[Figure record extracts]
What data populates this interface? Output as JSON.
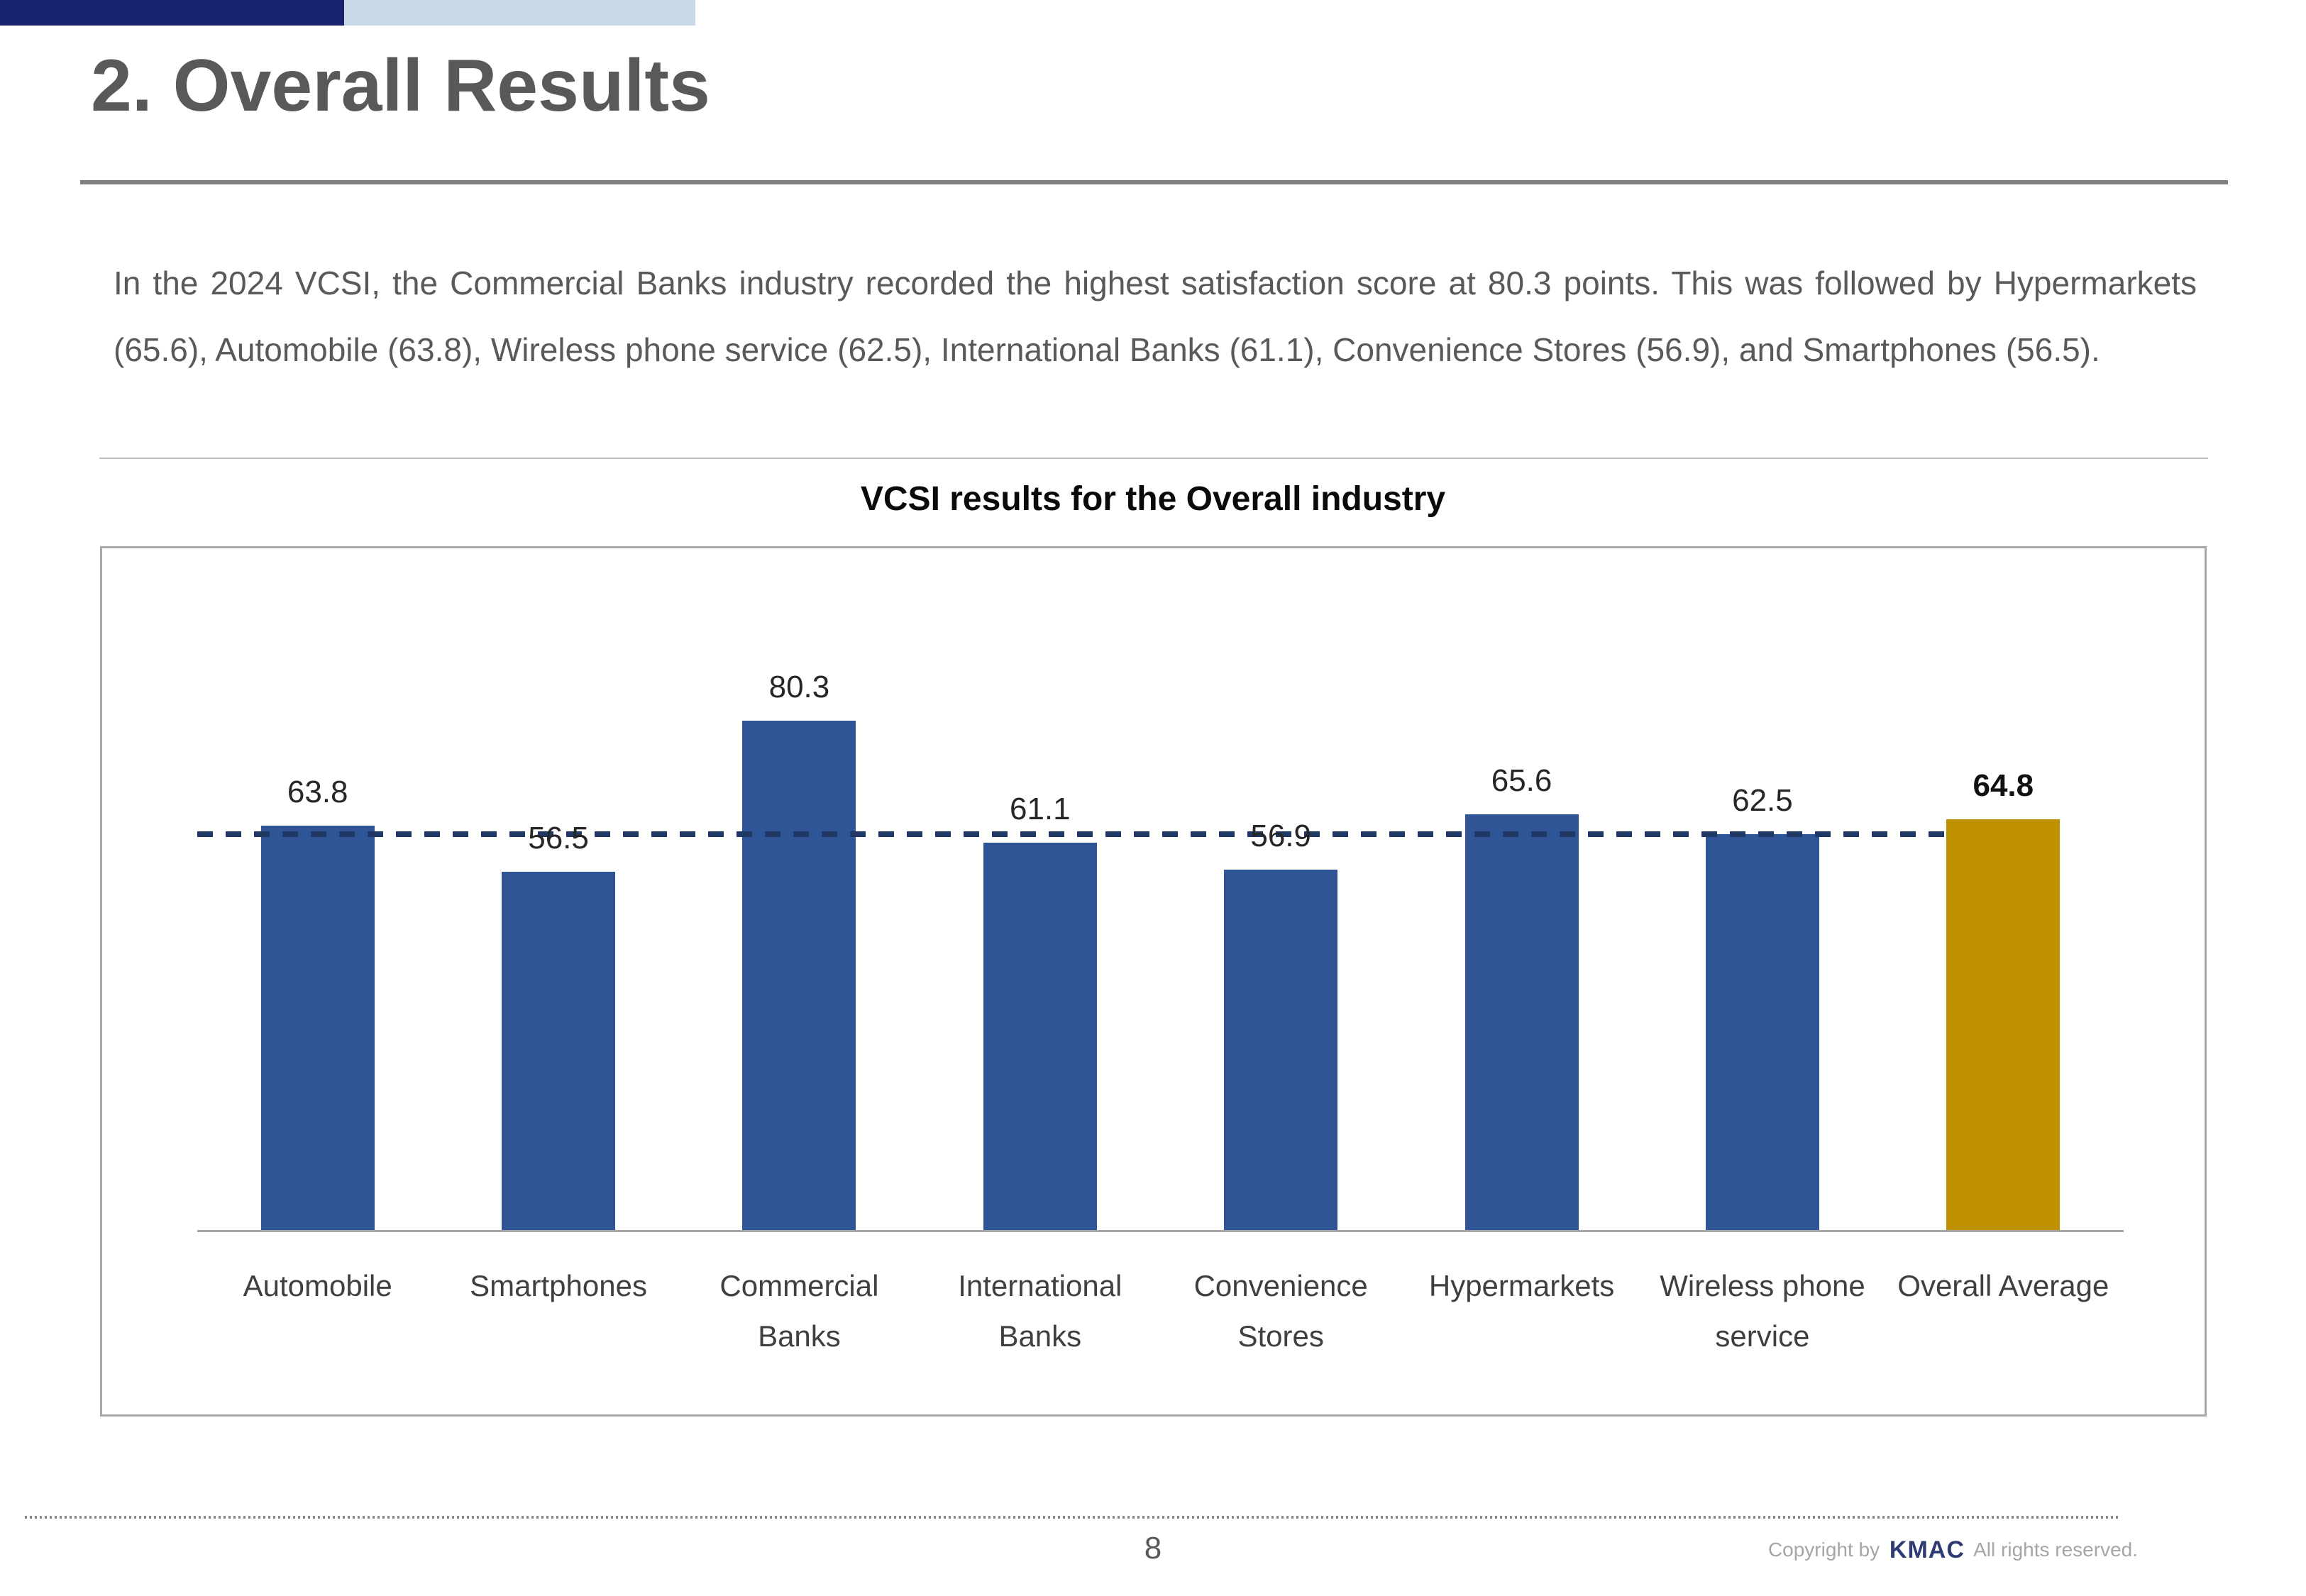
{
  "header": {
    "title": "2. Overall Results"
  },
  "intro": {
    "text": "In the 2024 VCSI, the Commercial Banks industry recorded the highest satisfaction score at 80.3 points. This was followed by Hypermarkets (65.6), Automobile (63.8), Wireless phone service  (62.5), International Banks (61.1), Convenience Stores (56.9), and Smartphones (56.5)."
  },
  "chart_data": {
    "type": "bar",
    "title": "VCSI results for the Overall industry",
    "categories": [
      "Automobile",
      "Smartphones",
      "Commercial Banks",
      "International Banks",
      "Convenience Stores",
      "Hypermarkets",
      "Wireless phone service",
      "Overall Average"
    ],
    "category_labels": [
      "Automobile",
      "Smartphones",
      "Commercial\nBanks",
      "International\nBanks",
      "Convenience\nStores",
      "Hypermarkets",
      "Wireless phone\nservice",
      "Overall Average"
    ],
    "values": [
      63.8,
      56.5,
      80.3,
      61.1,
      56.9,
      65.6,
      62.5,
      64.8
    ],
    "bar_colors": [
      "#2F5597",
      "#2F5597",
      "#2F5597",
      "#2F5597",
      "#2F5597",
      "#2F5597",
      "#2F5597",
      "#BF9000"
    ],
    "highlight_index": 7,
    "ylim": [
      0,
      100
    ],
    "grid": false,
    "legend": "none",
    "reference_line": {
      "style": "dashed",
      "color": "#1F3864",
      "at_value": 62.5
    }
  },
  "footer": {
    "page_number": "8",
    "copyright_prefix": "Copyright by",
    "brand": "KMAC",
    "copyright_suffix": "All rights reserved."
  },
  "colors": {
    "bar_navy": "#2F5597",
    "bar_gold": "#BF9000",
    "dashed_line": "#1F3864",
    "accent_navy": "#19226E",
    "accent_lightblue": "#C9D9E8",
    "brand_navy": "#2F3B73",
    "title_gray": "#595959"
  }
}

### Objective
Make an exact copy of the whole listing, but don't bring over any pictures.

### The response
What data populates this interface? Output as JSON.
{
  "header": {
    "title": "2. Overall Results"
  },
  "intro": {
    "text": "In the 2024 VCSI, the Commercial Banks industry recorded the highest satisfaction score at 80.3 points. This was followed by Hypermarkets (65.6), Automobile (63.8), Wireless phone service  (62.5), International Banks (61.1), Convenience Stores (56.9), and Smartphones (56.5)."
  },
  "chart_data": {
    "type": "bar",
    "title": "VCSI results for the Overall industry",
    "categories": [
      "Automobile",
      "Smartphones",
      "Commercial Banks",
      "International Banks",
      "Convenience Stores",
      "Hypermarkets",
      "Wireless phone service",
      "Overall Average"
    ],
    "category_labels": [
      "Automobile",
      "Smartphones",
      "Commercial\nBanks",
      "International\nBanks",
      "Convenience\nStores",
      "Hypermarkets",
      "Wireless phone\nservice",
      "Overall Average"
    ],
    "values": [
      63.8,
      56.5,
      80.3,
      61.1,
      56.9,
      65.6,
      62.5,
      64.8
    ],
    "bar_colors": [
      "#2F5597",
      "#2F5597",
      "#2F5597",
      "#2F5597",
      "#2F5597",
      "#2F5597",
      "#2F5597",
      "#BF9000"
    ],
    "highlight_index": 7,
    "ylim": [
      0,
      100
    ],
    "grid": false,
    "legend": "none",
    "reference_line": {
      "style": "dashed",
      "color": "#1F3864",
      "at_value": 62.5
    }
  },
  "footer": {
    "page_number": "8",
    "copyright_prefix": "Copyright by",
    "brand": "KMAC",
    "copyright_suffix": "All rights reserved."
  },
  "colors": {
    "bar_navy": "#2F5597",
    "bar_gold": "#BF9000",
    "dashed_line": "#1F3864",
    "accent_navy": "#19226E",
    "accent_lightblue": "#C9D9E8",
    "brand_navy": "#2F3B73",
    "title_gray": "#595959"
  }
}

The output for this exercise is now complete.